◆ EXERCISE AIM
Extract the text of each entry below exactly, leaving every image behind.

◆ MATERIAL TO PROCESS
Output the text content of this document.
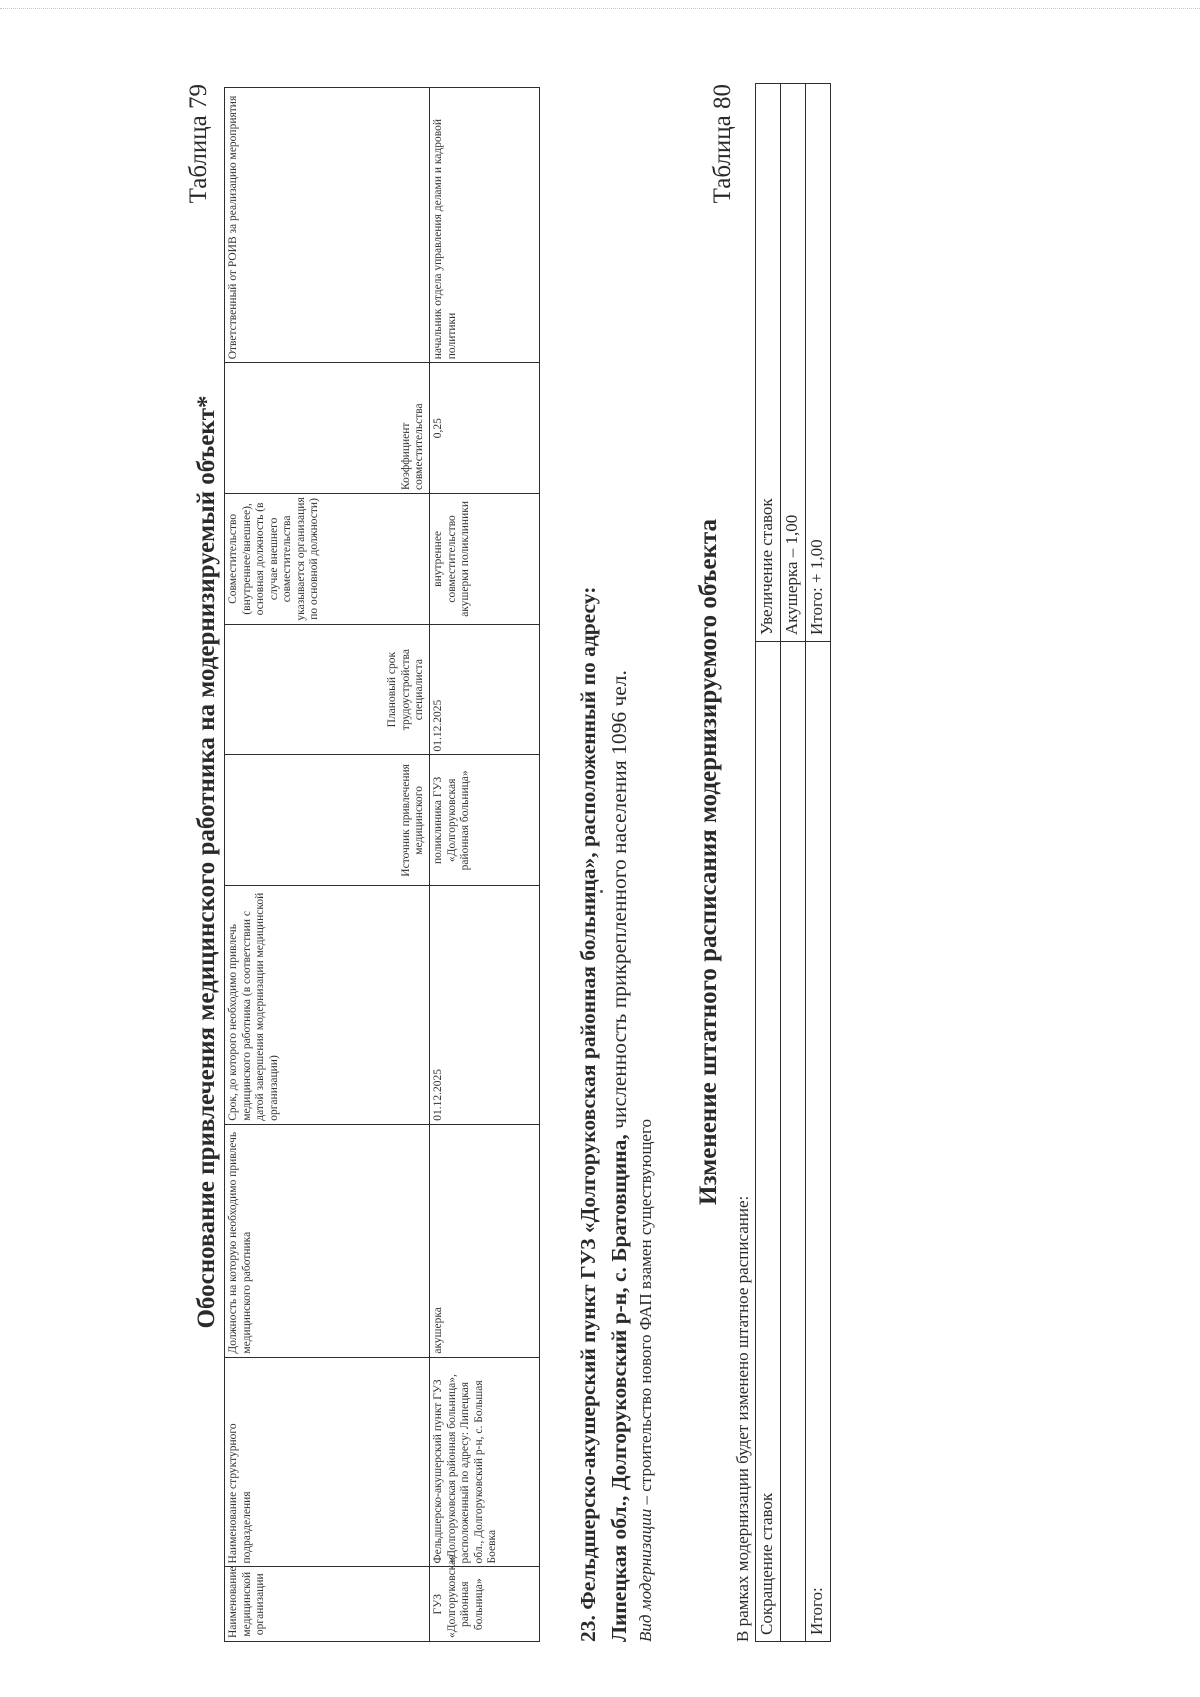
Таблица 79
Обоснование привлечения медицинского работника на модернизируемый объект*
Наименование медицинской организации	Наименование структурного подразделения	Должность на которую необходимо привлечь медицинского работника	Срок, до которого необходимо привлечь медицинского работника (в соответствии с датой завершения модернизации медицинской организации)	Источник привлечения медицинского	Плановый срок трудоустройства специалиста	Совместительство (внутреннее/внешнее), основная должность (в случае внешнего совместительства указывается организация по основной должности)	Коэффициент совместительства	Ответственный от РОИВ за реализацию мероприятия
ГУЗ «Долгоруковская районная больница»	Фельдшерско-акушерский пункт ГУЗ «Долгоруковская районная больница», расположенный по адресу: Липецкая обл., Долгоруковский р-н, с. Большая Боевка	акушерка	01.12.2025	поликлиника ГУЗ «Долгоруковская районная больница»	01.12.2025	внутреннее совместительство акушерки поликлиники	0,25	начальник отдела управления делами и кадровой политики
23. Фельдшерско-акушерский пункт ГУЗ «Долгоруковская районная больница», расположенный по адресу: Липецкая обл., Долгоруковский р-н, с. Братовщина, численность прикрепленного населения 1096 чел.
Вид модернизации – строительство нового ФАП взамен существующего
Таблица 80
Изменение штатного расписания модернизируемого объекта
В рамках модернизации будет изменено штатное расписание: Сокращение ставок	Увеличение ставок
	Акушерка – 1,00
Итого:	Итого: + 1,00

◆ EXERCISE RESPONSE
Output the text content of this document.
Таблица 79
Обоснование привлечения медицинского работника на модернизируемый объект*
Наименование медицинской организации	Наименование структурного подразделения	Должность на которую необходимо привлечь медицинского работника	Срок, до которого необходимо привлечь медицинского работника (в соответствии с датой завершения модернизации медицинской организации)	Источник привлечения медицинского	Плановый срок трудоустройства специалиста	Совместительство (внутреннее/внешнее), основная должность (в случае внешнего совместительства указывается организация по основной должности)	Коэффициент совместительства	Ответственный от РОИВ за реализацию мероприятия
ГУЗ «Долгоруковская районная больница»	Фельдшерско-акушерский пункт ГУЗ «Долгоруковская районная больница», расположенный по адресу: Липецкая обл., Долгоруковский р-н, с. Большая Боевка	акушерка	01.12.2025	поликлиника ГУЗ «Долгоруковская районная больница»	01.12.2025	внутреннее совместительство акушерки поликлиники	0,25	начальник отдела управления делами и кадровой политики
23. Фельдшерско-акушерский пункт ГУЗ «Долгоруковская районная больница», расположенный по адресу: Липецкая обл., Долгоруковский р-н, с. Братовщина, численность прикрепленного населения 1096 чел.
Вид модернизации – строительство нового ФАП взамен существующего
Таблица 80
Изменение штатного расписания модернизируемого объекта
В рамках модернизации будет изменено штатное расписание: Сокращение ставок	Увеличение ставок
	Акушерка – 1,00
Итого:	Итого: + 1,00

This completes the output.